TO DO –
Look through the data below and return each line where "Average" appears.

[Extracts from a graphics dataset]
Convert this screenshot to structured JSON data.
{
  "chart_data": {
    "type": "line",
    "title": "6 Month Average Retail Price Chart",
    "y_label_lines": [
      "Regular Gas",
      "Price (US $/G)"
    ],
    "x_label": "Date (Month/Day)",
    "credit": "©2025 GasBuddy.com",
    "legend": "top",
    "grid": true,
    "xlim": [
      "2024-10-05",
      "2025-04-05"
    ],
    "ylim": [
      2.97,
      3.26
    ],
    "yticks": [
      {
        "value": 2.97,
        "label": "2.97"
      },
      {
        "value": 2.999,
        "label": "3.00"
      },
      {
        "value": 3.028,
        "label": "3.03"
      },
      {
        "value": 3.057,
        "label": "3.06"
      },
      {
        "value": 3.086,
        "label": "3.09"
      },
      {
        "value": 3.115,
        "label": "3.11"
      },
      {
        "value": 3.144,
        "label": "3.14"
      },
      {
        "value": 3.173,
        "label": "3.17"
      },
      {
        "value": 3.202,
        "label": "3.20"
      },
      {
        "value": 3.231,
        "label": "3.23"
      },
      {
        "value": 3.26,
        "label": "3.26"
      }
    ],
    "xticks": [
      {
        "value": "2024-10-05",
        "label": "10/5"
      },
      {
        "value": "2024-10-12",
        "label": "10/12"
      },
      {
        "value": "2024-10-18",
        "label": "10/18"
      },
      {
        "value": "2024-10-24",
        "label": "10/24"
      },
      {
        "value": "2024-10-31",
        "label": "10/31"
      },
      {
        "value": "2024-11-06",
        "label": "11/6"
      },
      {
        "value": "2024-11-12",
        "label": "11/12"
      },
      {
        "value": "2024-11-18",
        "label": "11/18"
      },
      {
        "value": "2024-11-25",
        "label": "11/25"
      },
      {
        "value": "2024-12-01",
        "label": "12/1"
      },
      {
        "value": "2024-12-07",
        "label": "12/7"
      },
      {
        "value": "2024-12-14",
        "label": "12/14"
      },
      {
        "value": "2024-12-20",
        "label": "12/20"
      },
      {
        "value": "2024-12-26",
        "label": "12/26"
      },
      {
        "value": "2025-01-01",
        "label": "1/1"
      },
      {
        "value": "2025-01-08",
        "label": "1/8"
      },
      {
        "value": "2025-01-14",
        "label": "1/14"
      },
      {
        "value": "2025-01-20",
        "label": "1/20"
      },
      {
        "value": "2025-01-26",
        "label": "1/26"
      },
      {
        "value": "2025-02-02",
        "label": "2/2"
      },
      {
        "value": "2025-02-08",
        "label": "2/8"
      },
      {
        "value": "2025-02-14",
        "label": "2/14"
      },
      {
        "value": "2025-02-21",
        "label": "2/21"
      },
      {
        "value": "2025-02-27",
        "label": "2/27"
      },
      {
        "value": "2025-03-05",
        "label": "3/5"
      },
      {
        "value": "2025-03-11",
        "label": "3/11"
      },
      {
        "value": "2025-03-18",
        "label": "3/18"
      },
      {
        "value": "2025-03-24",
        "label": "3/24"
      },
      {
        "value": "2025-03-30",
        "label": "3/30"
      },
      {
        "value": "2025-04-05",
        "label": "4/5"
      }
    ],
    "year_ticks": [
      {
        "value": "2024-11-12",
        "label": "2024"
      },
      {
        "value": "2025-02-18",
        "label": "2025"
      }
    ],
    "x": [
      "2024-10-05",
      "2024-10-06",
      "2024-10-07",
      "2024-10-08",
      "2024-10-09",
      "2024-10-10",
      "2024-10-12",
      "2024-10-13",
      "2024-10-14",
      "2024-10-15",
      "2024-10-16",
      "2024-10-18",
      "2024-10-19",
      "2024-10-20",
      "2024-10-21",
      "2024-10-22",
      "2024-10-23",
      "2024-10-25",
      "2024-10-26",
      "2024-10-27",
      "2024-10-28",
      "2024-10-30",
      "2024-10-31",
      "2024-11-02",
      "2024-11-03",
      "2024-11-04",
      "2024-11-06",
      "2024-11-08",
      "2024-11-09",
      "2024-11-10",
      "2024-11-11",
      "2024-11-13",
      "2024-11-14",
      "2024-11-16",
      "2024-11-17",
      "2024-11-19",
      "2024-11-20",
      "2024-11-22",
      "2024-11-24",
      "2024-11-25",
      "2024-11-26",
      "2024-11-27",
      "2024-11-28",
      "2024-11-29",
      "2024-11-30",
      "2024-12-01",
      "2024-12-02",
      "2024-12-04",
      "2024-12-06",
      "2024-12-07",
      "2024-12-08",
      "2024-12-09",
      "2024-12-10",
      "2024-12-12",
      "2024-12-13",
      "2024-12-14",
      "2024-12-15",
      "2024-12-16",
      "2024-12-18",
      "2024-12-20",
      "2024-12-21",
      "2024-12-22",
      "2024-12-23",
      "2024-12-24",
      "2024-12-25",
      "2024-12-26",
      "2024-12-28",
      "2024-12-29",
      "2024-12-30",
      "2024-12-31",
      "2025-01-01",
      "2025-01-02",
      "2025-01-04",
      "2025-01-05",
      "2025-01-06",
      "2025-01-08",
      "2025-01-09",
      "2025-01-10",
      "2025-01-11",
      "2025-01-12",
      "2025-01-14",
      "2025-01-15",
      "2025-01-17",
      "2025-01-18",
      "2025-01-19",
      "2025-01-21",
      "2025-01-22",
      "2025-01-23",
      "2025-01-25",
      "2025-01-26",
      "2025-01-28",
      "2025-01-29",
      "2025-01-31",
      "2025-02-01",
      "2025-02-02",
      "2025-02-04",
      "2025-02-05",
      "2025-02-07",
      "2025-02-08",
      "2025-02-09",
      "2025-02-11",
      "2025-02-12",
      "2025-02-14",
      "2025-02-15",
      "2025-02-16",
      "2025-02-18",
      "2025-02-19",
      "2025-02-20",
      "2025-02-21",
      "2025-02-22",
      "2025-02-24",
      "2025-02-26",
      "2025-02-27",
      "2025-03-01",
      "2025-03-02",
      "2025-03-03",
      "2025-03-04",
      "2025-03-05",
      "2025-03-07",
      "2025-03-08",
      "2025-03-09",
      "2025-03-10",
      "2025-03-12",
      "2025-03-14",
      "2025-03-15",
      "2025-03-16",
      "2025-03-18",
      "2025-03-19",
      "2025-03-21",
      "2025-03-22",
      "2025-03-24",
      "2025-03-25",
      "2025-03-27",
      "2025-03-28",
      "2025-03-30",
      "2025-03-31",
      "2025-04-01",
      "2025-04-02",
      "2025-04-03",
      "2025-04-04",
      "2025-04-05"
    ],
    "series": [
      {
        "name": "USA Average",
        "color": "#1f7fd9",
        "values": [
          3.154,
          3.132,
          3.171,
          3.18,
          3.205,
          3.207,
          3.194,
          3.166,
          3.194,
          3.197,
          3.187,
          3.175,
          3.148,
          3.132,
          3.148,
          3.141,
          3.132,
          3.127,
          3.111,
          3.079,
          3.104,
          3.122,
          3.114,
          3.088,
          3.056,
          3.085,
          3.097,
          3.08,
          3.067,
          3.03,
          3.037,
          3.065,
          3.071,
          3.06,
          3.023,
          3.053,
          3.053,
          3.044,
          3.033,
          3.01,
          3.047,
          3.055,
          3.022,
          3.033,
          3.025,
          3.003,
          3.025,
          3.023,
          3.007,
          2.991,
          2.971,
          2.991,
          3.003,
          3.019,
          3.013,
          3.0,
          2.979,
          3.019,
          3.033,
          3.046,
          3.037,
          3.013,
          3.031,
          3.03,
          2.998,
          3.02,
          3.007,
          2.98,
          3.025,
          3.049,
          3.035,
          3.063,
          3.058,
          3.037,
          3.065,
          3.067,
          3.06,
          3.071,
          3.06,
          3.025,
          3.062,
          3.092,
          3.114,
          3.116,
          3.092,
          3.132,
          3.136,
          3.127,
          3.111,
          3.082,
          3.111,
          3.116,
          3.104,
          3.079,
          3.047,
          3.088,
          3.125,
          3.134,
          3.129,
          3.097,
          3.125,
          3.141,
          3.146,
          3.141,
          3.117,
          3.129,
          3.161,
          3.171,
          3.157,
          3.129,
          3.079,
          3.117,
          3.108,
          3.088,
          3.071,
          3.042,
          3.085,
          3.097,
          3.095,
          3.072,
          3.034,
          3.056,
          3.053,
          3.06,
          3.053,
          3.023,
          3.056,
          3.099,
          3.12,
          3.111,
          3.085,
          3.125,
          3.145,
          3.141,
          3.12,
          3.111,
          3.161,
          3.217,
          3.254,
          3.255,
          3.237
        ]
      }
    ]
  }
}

TASK ANSWER –
    "title": "6 Month Average Retail Price Chart",
        "name": "USA Average",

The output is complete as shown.